* [STATED EXERCISE]: Images appear in the records below; leave them out and repeat everything else exactly.
******************************
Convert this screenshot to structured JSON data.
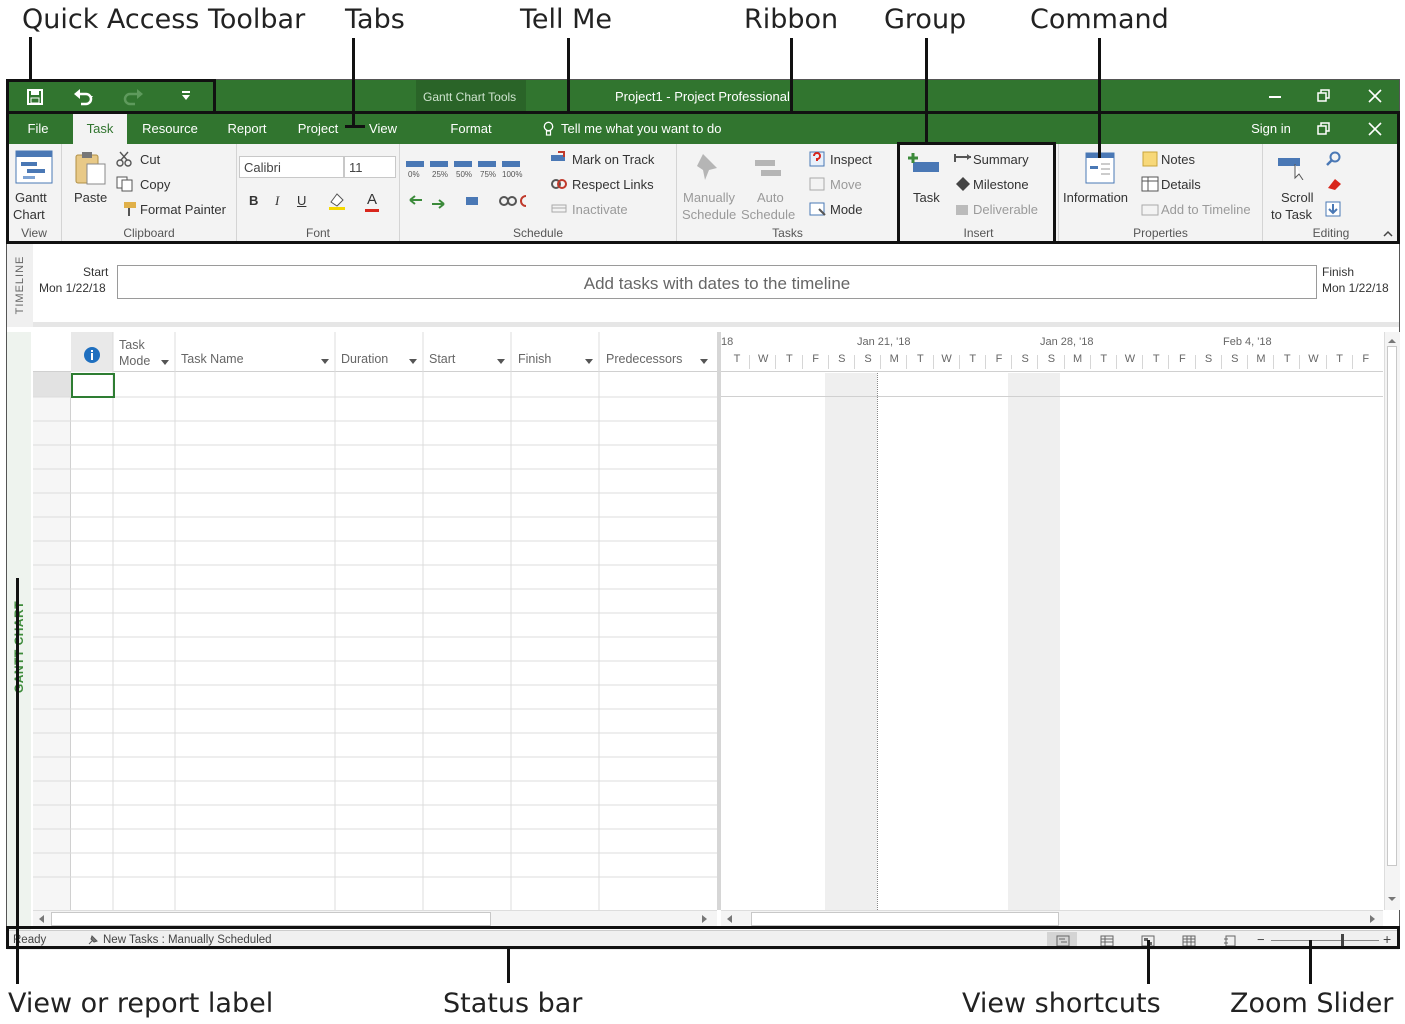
{
  "callouts": {
    "quick_access_toolbar": "Quick Access Toolbar",
    "tabs": "Tabs",
    "tell_me": "Tell Me",
    "ribbon": "Ribbon",
    "group": "Group",
    "command": "Command",
    "view_label": "View or report label",
    "status_bar": "Status bar",
    "view_shortcuts": "View shortcuts",
    "zoom_slider": "Zoom Slider"
  },
  "titlebar": {
    "context_tools": "Gantt Chart Tools",
    "window_title": "Project1 - Project Professional"
  },
  "tabs": [
    "File",
    "Task",
    "Resource",
    "Report",
    "Project",
    "View"
  ],
  "context_tab": "Format",
  "tell_me": "Tell me what you want to do",
  "sign_in": "Sign in",
  "ribbon": {
    "view": {
      "btn_line1": "Gantt",
      "btn_line2": "Chart",
      "label": "View"
    },
    "clipboard": {
      "paste": "Paste",
      "cut": "Cut",
      "copy": "Copy",
      "format_painter": "Format Painter",
      "label": "Clipboard"
    },
    "font": {
      "font_name": "Calibri",
      "font_size": "11",
      "bold": "B",
      "italic": "I",
      "underline": "U",
      "color": "A",
      "label": "Font"
    },
    "schedule": {
      "pcts": [
        "0%",
        "25%",
        "50%",
        "75%",
        "100%"
      ],
      "mark_on_track": "Mark on Track",
      "respect_links": "Respect Links",
      "inactivate": "Inactivate",
      "label": "Schedule"
    },
    "tasks": {
      "manually_1": "Manually",
      "manually_2": "Schedule",
      "auto_1": "Auto",
      "auto_2": "Schedule",
      "inspect": "Inspect",
      "move": "Move",
      "mode": "Mode",
      "label": "Tasks"
    },
    "insert": {
      "task": "Task",
      "summary": "Summary",
      "milestone": "Milestone",
      "deliverable": "Deliverable",
      "label": "Insert"
    },
    "properties": {
      "information": "Information",
      "notes": "Notes",
      "details": "Details",
      "add_to_timeline": "Add to Timeline",
      "label": "Properties"
    },
    "editing": {
      "scroll_1": "Scroll",
      "scroll_2": "to Task",
      "label": "Editing"
    }
  },
  "timeline": {
    "side_label": "TIMELINE",
    "start_label": "Start",
    "start_date": "Mon 1/22/18",
    "placeholder": "Add tasks with dates to the timeline",
    "finish_label": "Finish",
    "finish_date": "Mon 1/22/18"
  },
  "grid": {
    "side_label": "GANTT CHART",
    "columns": [
      "Task Mode",
      "Task Name",
      "Duration",
      "Start",
      "Finish",
      "Predecessors"
    ],
    "task_mode_1": "Task",
    "task_mode_2": "Mode",
    "info_icon": "i"
  },
  "gantt": {
    "weeks": [
      "18",
      "Jan 21, '18",
      "Jan 28, '18",
      "Feb 4, '18"
    ],
    "days": [
      "T",
      "W",
      "T",
      "F",
      "S",
      "S",
      "M",
      "T",
      "W",
      "T",
      "F",
      "S",
      "S",
      "M",
      "T",
      "W",
      "T",
      "F",
      "S",
      "S",
      "M",
      "T",
      "W",
      "T",
      "F"
    ]
  },
  "status": {
    "ready": "Ready",
    "new_tasks": "New Tasks : Manually Scheduled"
  },
  "colors": {
    "accent": "#31752f",
    "ribbon_bg": "#f3f3f3"
  }
}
******************************
* [PROBLEM SOLUTION]:
Convert this screenshot to structured JSON data.
{
  "callouts": {
    "quick_access_toolbar": "Quick Access Toolbar",
    "tabs": "Tabs",
    "tell_me": "Tell Me",
    "ribbon": "Ribbon",
    "group": "Group",
    "command": "Command",
    "view_label": "View or report label",
    "status_bar": "Status bar",
    "view_shortcuts": "View shortcuts",
    "zoom_slider": "Zoom Slider"
  },
  "titlebar": {
    "context_tools": "Gantt Chart Tools",
    "window_title": "Project1 - Project Professional"
  },
  "tabs": [
    "File",
    "Task",
    "Resource",
    "Report",
    "Project",
    "View"
  ],
  "context_tab": "Format",
  "tell_me": "Tell me what you want to do",
  "sign_in": "Sign in",
  "ribbon": {
    "view": {
      "btn_line1": "Gantt",
      "btn_line2": "Chart",
      "label": "View"
    },
    "clipboard": {
      "paste": "Paste",
      "cut": "Cut",
      "copy": "Copy",
      "format_painter": "Format Painter",
      "label": "Clipboard"
    },
    "font": {
      "font_name": "Calibri",
      "font_size": "11",
      "bold": "B",
      "italic": "I",
      "underline": "U",
      "color": "A",
      "label": "Font"
    },
    "schedule": {
      "pcts": [
        "0%",
        "25%",
        "50%",
        "75%",
        "100%"
      ],
      "mark_on_track": "Mark on Track",
      "respect_links": "Respect Links",
      "inactivate": "Inactivate",
      "label": "Schedule"
    },
    "tasks": {
      "manually_1": "Manually",
      "manually_2": "Schedule",
      "auto_1": "Auto",
      "auto_2": "Schedule",
      "inspect": "Inspect",
      "move": "Move",
      "mode": "Mode",
      "label": "Tasks"
    },
    "insert": {
      "task": "Task",
      "summary": "Summary",
      "milestone": "Milestone",
      "deliverable": "Deliverable",
      "label": "Insert"
    },
    "properties": {
      "information": "Information",
      "notes": "Notes",
      "details": "Details",
      "add_to_timeline": "Add to Timeline",
      "label": "Properties"
    },
    "editing": {
      "scroll_1": "Scroll",
      "scroll_2": "to Task",
      "label": "Editing"
    }
  },
  "timeline": {
    "side_label": "TIMELINE",
    "start_label": "Start",
    "start_date": "Mon 1/22/18",
    "placeholder": "Add tasks with dates to the timeline",
    "finish_label": "Finish",
    "finish_date": "Mon 1/22/18"
  },
  "grid": {
    "side_label": "GANTT CHART",
    "columns": [
      "Task Mode",
      "Task Name",
      "Duration",
      "Start",
      "Finish",
      "Predecessors"
    ],
    "task_mode_1": "Task",
    "task_mode_2": "Mode",
    "info_icon": "i"
  },
  "gantt": {
    "weeks": [
      "18",
      "Jan 21, '18",
      "Jan 28, '18",
      "Feb 4, '18"
    ],
    "days": [
      "T",
      "W",
      "T",
      "F",
      "S",
      "S",
      "M",
      "T",
      "W",
      "T",
      "F",
      "S",
      "S",
      "M",
      "T",
      "W",
      "T",
      "F",
      "S",
      "S",
      "M",
      "T",
      "W",
      "T",
      "F"
    ]
  },
  "status": {
    "ready": "Ready",
    "new_tasks": "New Tasks : Manually Scheduled"
  },
  "colors": {
    "accent": "#31752f",
    "ribbon_bg": "#f3f3f3"
  }
}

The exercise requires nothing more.